■ **WRITTEN EXERCISE**
All of the data that follows should be retyped exactly, please, except the pictures.

■ **INPUT**
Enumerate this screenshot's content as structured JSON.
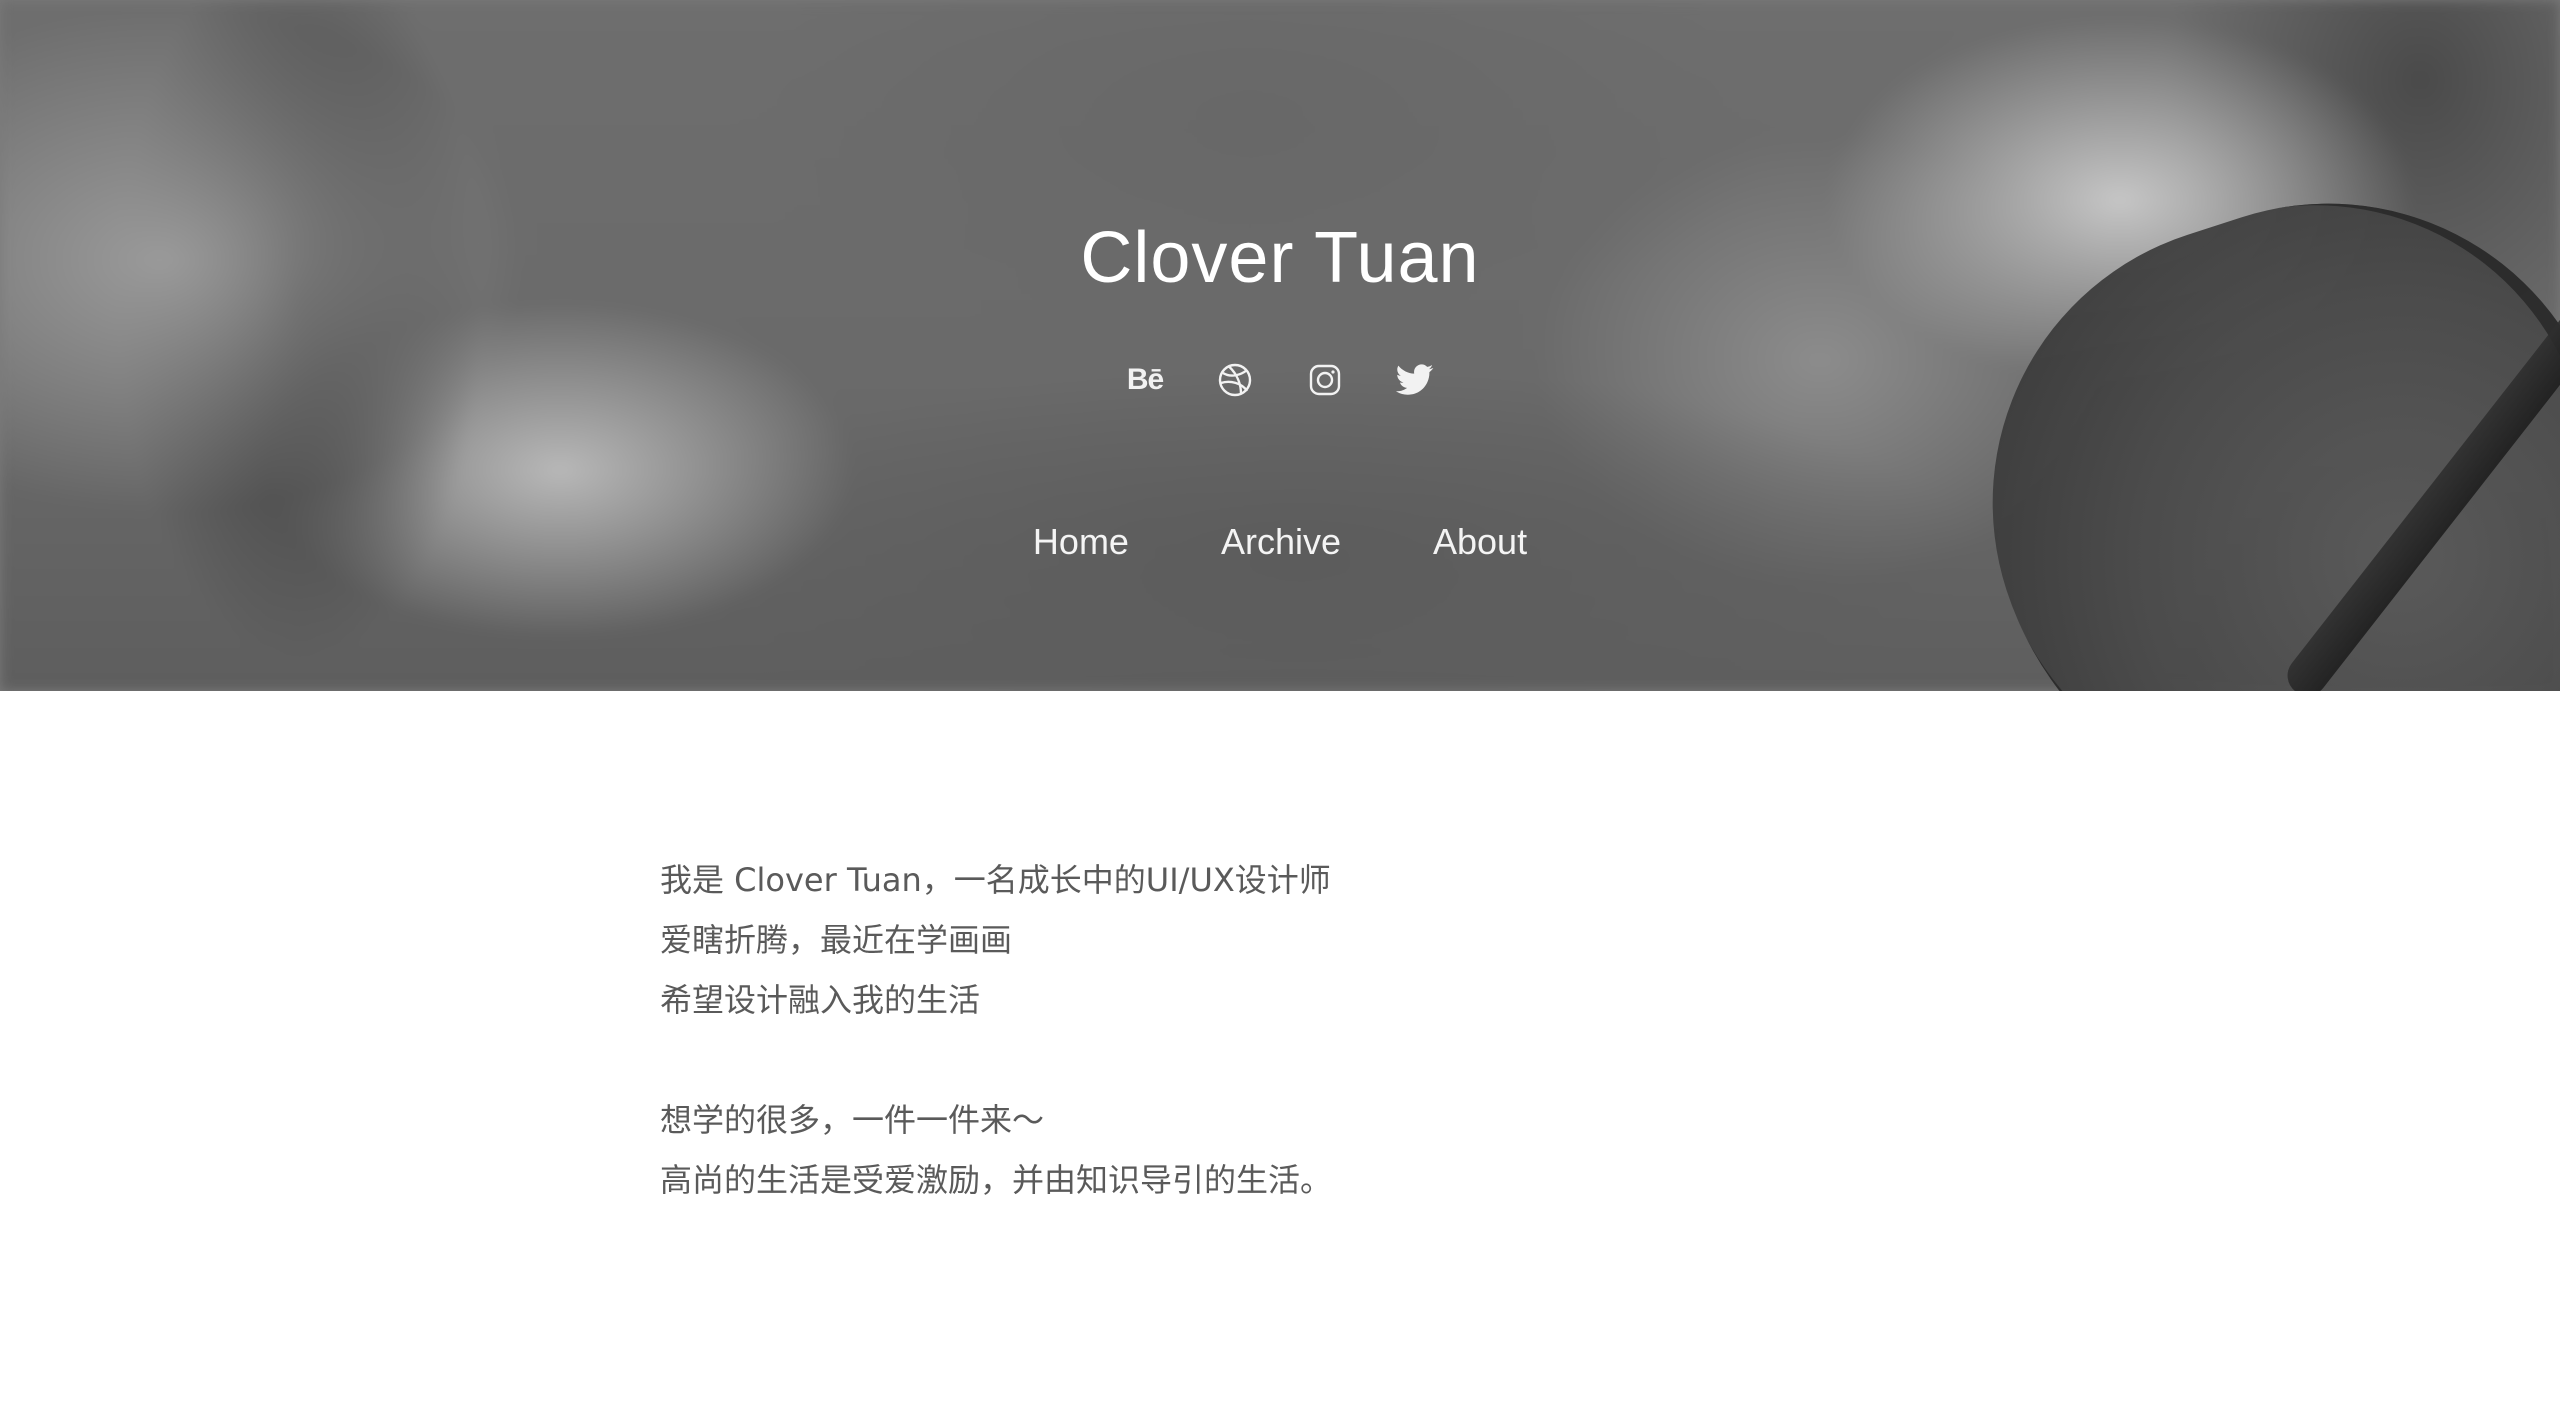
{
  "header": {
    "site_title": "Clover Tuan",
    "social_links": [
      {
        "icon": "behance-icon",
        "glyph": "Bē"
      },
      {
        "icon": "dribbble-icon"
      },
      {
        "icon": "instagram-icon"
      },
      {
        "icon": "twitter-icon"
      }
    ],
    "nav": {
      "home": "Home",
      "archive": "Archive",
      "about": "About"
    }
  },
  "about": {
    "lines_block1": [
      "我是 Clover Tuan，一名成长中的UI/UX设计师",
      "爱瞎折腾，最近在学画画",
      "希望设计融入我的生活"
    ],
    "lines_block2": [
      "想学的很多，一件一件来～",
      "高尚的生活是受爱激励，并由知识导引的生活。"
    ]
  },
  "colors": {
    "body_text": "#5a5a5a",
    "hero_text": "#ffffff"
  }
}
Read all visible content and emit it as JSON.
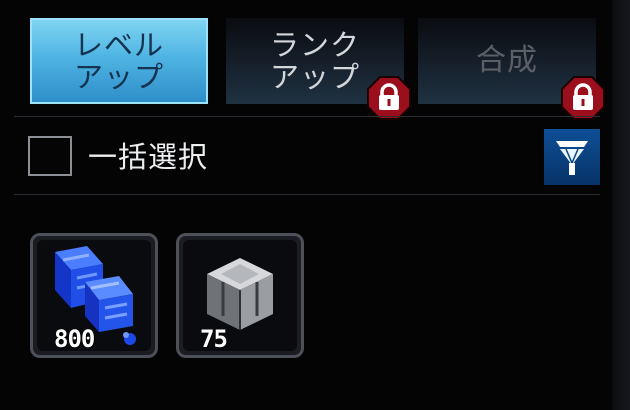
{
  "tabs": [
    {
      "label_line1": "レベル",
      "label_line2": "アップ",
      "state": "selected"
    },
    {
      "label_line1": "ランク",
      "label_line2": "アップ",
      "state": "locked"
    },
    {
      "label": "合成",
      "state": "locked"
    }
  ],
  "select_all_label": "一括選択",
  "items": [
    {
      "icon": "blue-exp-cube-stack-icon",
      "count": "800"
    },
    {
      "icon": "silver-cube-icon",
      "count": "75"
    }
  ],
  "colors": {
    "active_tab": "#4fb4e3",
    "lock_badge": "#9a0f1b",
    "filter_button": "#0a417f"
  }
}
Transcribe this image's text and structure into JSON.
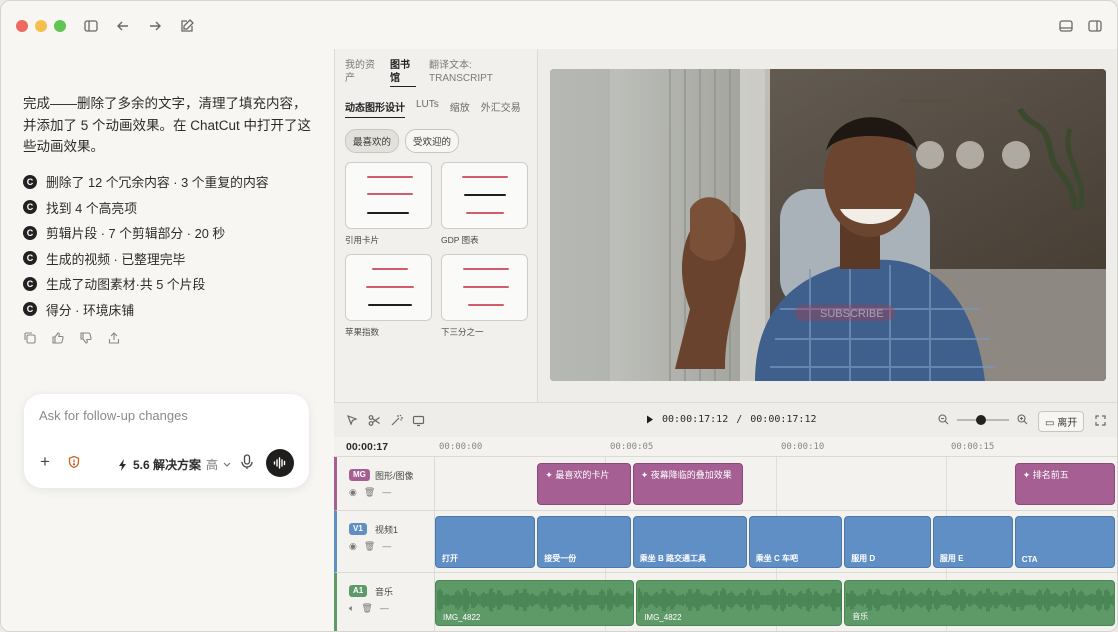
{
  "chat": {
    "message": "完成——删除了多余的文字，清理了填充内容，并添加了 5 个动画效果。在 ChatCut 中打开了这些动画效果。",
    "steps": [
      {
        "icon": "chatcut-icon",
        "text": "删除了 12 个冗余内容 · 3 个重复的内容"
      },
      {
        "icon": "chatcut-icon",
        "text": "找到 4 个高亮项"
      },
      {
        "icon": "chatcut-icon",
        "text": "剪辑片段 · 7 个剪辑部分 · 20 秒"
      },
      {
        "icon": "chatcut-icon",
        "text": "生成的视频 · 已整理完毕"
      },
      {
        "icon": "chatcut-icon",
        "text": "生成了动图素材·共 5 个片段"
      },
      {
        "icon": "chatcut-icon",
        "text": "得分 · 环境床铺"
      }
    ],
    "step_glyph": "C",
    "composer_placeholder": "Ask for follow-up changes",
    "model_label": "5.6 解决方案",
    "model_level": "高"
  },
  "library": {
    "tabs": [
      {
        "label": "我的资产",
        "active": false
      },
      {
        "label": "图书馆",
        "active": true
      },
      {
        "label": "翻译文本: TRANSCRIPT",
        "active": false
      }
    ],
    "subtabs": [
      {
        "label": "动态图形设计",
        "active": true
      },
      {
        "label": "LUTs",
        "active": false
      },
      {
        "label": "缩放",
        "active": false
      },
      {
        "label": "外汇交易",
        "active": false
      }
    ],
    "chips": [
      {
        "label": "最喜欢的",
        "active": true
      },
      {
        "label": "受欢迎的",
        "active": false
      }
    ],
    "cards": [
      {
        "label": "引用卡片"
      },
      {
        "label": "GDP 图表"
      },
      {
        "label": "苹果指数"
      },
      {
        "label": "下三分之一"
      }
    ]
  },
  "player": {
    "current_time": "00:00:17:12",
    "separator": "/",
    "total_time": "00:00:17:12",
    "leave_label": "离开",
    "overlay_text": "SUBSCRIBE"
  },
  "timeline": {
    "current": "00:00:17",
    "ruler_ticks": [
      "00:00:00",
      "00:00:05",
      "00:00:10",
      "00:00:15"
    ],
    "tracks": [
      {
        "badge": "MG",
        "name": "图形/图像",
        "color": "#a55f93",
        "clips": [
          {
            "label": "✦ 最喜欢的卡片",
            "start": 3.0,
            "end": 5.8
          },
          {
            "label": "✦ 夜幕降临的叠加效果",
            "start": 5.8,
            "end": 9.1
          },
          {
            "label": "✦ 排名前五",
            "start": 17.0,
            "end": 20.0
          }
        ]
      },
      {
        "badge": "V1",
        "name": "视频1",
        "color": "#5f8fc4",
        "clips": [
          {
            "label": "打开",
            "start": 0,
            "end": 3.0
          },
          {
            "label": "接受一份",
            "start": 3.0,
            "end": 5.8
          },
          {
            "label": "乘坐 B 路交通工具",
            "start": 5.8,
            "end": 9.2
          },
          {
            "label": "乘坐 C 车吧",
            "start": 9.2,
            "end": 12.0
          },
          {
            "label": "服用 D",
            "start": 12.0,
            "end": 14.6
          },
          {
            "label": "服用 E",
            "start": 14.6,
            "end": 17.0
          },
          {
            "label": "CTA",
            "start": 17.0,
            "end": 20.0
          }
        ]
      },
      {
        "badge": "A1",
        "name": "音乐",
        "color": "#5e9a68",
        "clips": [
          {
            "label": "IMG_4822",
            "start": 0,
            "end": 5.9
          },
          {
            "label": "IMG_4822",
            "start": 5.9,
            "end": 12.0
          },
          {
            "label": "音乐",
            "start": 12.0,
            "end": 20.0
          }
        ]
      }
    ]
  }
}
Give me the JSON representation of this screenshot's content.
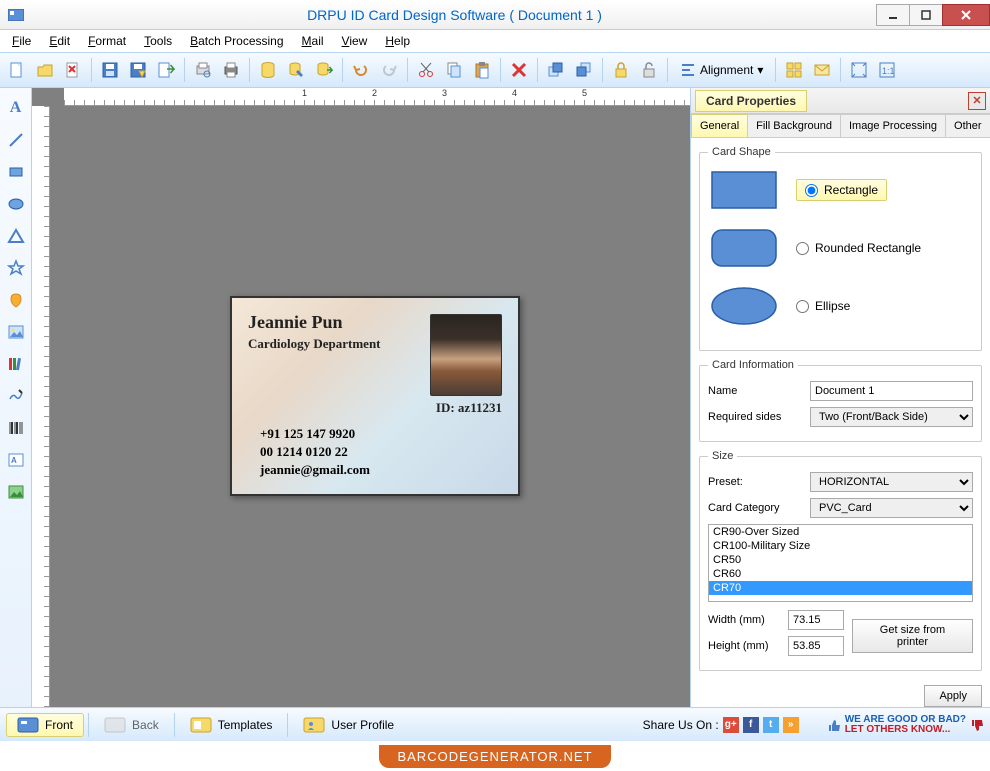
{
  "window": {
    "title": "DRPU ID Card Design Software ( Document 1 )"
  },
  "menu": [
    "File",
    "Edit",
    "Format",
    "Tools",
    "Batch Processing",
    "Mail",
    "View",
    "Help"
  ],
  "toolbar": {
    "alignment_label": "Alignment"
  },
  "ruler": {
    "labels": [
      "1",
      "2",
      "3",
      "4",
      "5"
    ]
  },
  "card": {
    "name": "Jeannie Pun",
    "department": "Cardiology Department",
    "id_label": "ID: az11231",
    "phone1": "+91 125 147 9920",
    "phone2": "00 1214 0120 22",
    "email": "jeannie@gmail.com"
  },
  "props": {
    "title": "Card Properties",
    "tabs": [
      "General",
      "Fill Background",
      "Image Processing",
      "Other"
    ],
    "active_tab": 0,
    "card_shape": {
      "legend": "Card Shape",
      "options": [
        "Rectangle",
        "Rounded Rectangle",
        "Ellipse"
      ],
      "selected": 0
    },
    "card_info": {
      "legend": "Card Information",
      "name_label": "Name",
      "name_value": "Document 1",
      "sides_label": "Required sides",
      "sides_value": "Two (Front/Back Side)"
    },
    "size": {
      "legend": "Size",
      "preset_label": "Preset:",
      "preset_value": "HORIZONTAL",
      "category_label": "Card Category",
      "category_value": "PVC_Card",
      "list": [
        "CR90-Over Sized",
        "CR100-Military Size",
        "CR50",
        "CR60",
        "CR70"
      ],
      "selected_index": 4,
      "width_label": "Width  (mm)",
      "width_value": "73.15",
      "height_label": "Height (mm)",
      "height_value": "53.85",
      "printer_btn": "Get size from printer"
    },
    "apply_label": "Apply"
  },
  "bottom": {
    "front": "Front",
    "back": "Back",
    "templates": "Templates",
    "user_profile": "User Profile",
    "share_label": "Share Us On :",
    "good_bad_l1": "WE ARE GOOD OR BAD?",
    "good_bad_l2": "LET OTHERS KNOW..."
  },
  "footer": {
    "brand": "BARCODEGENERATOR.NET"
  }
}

■ **RESPONSE TO THE TASK**
Enumerate this screenshot's content as structured JSON.
{
  "header": {
    "site_title": "Clover Tuan",
    "social_links": [
      {
        "icon": "behance-icon",
        "glyph": "Bē"
      },
      {
        "icon": "dribbble-icon"
      },
      {
        "icon": "instagram-icon"
      },
      {
        "icon": "twitter-icon"
      }
    ],
    "nav": {
      "home": "Home",
      "archive": "Archive",
      "about": "About"
    }
  },
  "about": {
    "lines_block1": [
      "我是 Clover Tuan，一名成长中的UI/UX设计师",
      "爱瞎折腾，最近在学画画",
      "希望设计融入我的生活"
    ],
    "lines_block2": [
      "想学的很多，一件一件来～",
      "高尚的生活是受爱激励，并由知识导引的生活。"
    ]
  },
  "colors": {
    "body_text": "#5a5a5a",
    "hero_text": "#ffffff"
  }
}
Read all visible content and emit it as JSON.
{
  "tabs": [
    {
      "label_line1": "レベル",
      "label_line2": "アップ",
      "state": "selected"
    },
    {
      "label_line1": "ランク",
      "label_line2": "アップ",
      "state": "locked"
    },
    {
      "label": "合成",
      "state": "locked"
    }
  ],
  "select_all_label": "一括選択",
  "items": [
    {
      "icon": "blue-exp-cube-stack-icon",
      "count": "800"
    },
    {
      "icon": "silver-cube-icon",
      "count": "75"
    }
  ],
  "colors": {
    "active_tab": "#4fb4e3",
    "lock_badge": "#9a0f1b",
    "filter_button": "#0a417f"
  }
}
Transcribe this image's text and structure into JSON.
{
  "chat": {
    "message": "完成——删除了多余的文字，清理了填充内容，并添加了 5 个动画效果。在 ChatCut 中打开了这些动画效果。",
    "steps": [
      {
        "icon": "chatcut-icon",
        "text": "删除了 12 个冗余内容 · 3 个重复的内容"
      },
      {
        "icon": "chatcut-icon",
        "text": "找到 4 个高亮项"
      },
      {
        "icon": "chatcut-icon",
        "text": "剪辑片段 · 7 个剪辑部分 · 20 秒"
      },
      {
        "icon": "chatcut-icon",
        "text": "生成的视频 · 已整理完毕"
      },
      {
        "icon": "chatcut-icon",
        "text": "生成了动图素材·共 5 个片段"
      },
      {
        "icon": "chatcut-icon",
        "text": "得分 · 环境床铺"
      }
    ],
    "step_glyph": "C",
    "composer_placeholder": "Ask for follow-up changes",
    "model_label": "5.6 解决方案",
    "model_level": "高"
  },
  "library": {
    "tabs": [
      {
        "label": "我的资产",
        "active": false
      },
      {
        "label": "图书馆",
        "active": true
      },
      {
        "label": "翻译文本: TRANSCRIPT",
        "active": false
      }
    ],
    "subtabs": [
      {
        "label": "动态图形设计",
        "active": true
      },
      {
        "label": "LUTs",
        "active": false
      },
      {
        "label": "缩放",
        "active": false
      },
      {
        "label": "外汇交易",
        "active": false
      }
    ],
    "chips": [
      {
        "label": "最喜欢的",
        "active": true
      },
      {
        "label": "受欢迎的",
        "active": false
      }
    ],
    "cards": [
      {
        "label": "引用卡片"
      },
      {
        "label": "GDP 图表"
      },
      {
        "label": "苹果指数"
      },
      {
        "label": "下三分之一"
      }
    ]
  },
  "player": {
    "current_time": "00:00:17:12",
    "separator": "/",
    "total_time": "00:00:17:12",
    "leave_label": "离开",
    "overlay_text": "SUBSCRIBE"
  },
  "timeline": {
    "current": "00:00:17",
    "ruler_ticks": [
      "00:00:00",
      "00:00:05",
      "00:00:10",
      "00:00:15"
    ],
    "tracks": [
      {
        "badge": "MG",
        "name": "图形/图像",
        "color": "#a55f93",
        "clips": [
          {
            "label": "✦ 最喜欢的卡片",
            "start": 3.0,
            "end": 5.8
          },
          {
            "label": "✦ 夜幕降临的叠加效果",
            "start": 5.8,
            "end": 9.1
          },
          {
            "label": "✦ 排名前五",
            "start": 17.0,
            "end": 20.0
          }
        ]
      },
      {
        "badge": "V1",
        "name": "视频1",
        "color": "#5f8fc4",
        "clips": [
          {
            "label": "打开",
            "start": 0,
            "end": 3.0
          },
          {
            "label": "接受一份",
            "start": 3.0,
            "end": 5.8
          },
          {
            "label": "乘坐 B 路交通工具",
            "start": 5.8,
            "end": 9.2
          },
          {
            "label": "乘坐 C 车吧",
            "start": 9.2,
            "end": 12.0
          },
          {
            "label": "服用 D",
            "start": 12.0,
            "end": 14.6
          },
          {
            "label": "服用 E",
            "start": 14.6,
            "end": 17.0
          },
          {
            "label": "CTA",
            "start": 17.0,
            "end": 20.0
          }
        ]
      },
      {
        "badge": "A1",
        "name": "音乐",
        "color": "#5e9a68",
        "clips": [
          {
            "label": "IMG_4822",
            "start": 0,
            "end": 5.9
          },
          {
            "label": "IMG_4822",
            "start": 5.9,
            "end": 12.0
          },
          {
            "label": "音乐",
            "start": 12.0,
            "end": 20.0
          }
        ]
      }
    ]
  }
}
Give me the JSON representation of this screenshot's content.
{
  "window": {
    "title": "DRPU ID Card Design Software ( Document 1 )"
  },
  "menu": [
    "File",
    "Edit",
    "Format",
    "Tools",
    "Batch Processing",
    "Mail",
    "View",
    "Help"
  ],
  "toolbar": {
    "alignment_label": "Alignment"
  },
  "ruler": {
    "labels": [
      "1",
      "2",
      "3",
      "4",
      "5"
    ]
  },
  "card": {
    "name": "Jeannie Pun",
    "department": "Cardiology Department",
    "id_label": "ID: az11231",
    "phone1": "+91 125 147 9920",
    "phone2": "00 1214 0120 22",
    "email": "jeannie@gmail.com"
  },
  "props": {
    "title": "Card Properties",
    "tabs": [
      "General",
      "Fill Background",
      "Image Processing",
      "Other"
    ],
    "active_tab": 0,
    "card_shape": {
      "legend": "Card Shape",
      "options": [
        "Rectangle",
        "Rounded Rectangle",
        "Ellipse"
      ],
      "selected": 0
    },
    "card_info": {
      "legend": "Card Information",
      "name_label": "Name",
      "name_value": "Document 1",
      "sides_label": "Required sides",
      "sides_value": "Two (Front/Back Side)"
    },
    "size": {
      "legend": "Size",
      "preset_label": "Preset:",
      "preset_value": "HORIZONTAL",
      "category_label": "Card Category",
      "category_value": "PVC_Card",
      "list": [
        "CR90-Over Sized",
        "CR100-Military Size",
        "CR50",
        "CR60",
        "CR70"
      ],
      "selected_index": 4,
      "width_label": "Width  (mm)",
      "width_value": "73.15",
      "height_label": "Height (mm)",
      "height_value": "53.85",
      "printer_btn": "Get size from printer"
    },
    "apply_label": "Apply"
  },
  "bottom": {
    "front": "Front",
    "back": "Back",
    "templates": "Templates",
    "user_profile": "User Profile",
    "share_label": "Share Us On :",
    "good_bad_l1": "WE ARE GOOD OR BAD?",
    "good_bad_l2": "LET OTHERS KNOW..."
  },
  "footer": {
    "brand": "BARCODEGENERATOR.NET"
  }
}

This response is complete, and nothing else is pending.